* _Task inputs_:

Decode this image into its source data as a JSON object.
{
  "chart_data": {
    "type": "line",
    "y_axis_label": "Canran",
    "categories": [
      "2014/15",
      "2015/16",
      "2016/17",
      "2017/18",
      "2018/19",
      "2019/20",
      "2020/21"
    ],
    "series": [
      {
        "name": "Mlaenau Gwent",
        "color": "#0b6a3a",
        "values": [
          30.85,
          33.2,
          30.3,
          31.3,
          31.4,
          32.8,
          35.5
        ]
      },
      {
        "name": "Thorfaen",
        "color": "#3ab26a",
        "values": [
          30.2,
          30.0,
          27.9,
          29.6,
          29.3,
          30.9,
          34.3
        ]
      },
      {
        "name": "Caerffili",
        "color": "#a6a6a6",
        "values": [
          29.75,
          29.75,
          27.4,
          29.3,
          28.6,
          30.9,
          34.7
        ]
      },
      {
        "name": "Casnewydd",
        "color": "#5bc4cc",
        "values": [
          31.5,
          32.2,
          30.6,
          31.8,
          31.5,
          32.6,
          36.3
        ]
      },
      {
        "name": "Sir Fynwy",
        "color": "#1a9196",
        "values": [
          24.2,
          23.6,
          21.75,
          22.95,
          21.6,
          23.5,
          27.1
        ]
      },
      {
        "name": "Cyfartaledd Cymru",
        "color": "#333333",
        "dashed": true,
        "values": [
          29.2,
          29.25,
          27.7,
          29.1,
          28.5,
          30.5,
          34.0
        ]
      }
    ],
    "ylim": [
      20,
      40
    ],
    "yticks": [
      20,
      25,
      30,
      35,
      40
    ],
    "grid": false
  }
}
---
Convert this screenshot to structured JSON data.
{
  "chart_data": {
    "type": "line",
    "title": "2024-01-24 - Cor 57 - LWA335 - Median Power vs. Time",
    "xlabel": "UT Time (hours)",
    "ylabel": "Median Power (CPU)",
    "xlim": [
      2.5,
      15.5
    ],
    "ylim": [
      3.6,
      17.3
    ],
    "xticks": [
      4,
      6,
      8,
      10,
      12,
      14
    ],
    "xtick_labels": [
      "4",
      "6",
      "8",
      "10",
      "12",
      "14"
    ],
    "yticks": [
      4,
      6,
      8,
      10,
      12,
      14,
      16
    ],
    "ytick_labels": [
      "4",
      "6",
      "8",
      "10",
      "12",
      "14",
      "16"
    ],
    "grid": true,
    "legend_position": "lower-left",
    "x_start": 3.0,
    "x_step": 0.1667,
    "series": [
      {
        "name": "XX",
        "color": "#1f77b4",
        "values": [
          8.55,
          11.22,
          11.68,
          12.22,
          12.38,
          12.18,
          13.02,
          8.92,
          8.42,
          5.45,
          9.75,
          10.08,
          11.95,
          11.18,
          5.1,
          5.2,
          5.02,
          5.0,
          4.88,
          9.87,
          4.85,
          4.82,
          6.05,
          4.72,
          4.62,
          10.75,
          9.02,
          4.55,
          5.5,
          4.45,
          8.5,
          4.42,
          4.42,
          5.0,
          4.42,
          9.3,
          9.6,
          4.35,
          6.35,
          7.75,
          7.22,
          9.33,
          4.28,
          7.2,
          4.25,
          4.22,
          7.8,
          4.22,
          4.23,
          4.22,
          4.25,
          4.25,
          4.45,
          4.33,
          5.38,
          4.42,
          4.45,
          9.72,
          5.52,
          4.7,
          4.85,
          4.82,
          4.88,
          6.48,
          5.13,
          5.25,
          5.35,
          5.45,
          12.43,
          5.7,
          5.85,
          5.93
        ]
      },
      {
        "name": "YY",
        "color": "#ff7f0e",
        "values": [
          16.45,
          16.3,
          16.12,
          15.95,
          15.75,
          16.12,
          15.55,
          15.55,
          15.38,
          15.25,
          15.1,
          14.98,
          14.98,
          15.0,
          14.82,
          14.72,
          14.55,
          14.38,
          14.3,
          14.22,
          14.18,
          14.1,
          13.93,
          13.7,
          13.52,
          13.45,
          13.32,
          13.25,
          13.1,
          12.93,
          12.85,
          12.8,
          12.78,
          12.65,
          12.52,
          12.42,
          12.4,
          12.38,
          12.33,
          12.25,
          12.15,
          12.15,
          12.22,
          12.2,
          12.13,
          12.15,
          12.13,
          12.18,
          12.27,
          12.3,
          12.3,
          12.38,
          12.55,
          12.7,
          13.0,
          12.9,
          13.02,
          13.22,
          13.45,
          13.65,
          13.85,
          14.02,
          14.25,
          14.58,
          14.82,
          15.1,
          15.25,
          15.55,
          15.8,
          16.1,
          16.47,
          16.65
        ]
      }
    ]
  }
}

* _Work to be completed_: Of all the lines in the listing above, how many include "this"? Write only the number.

* _The solution_: 2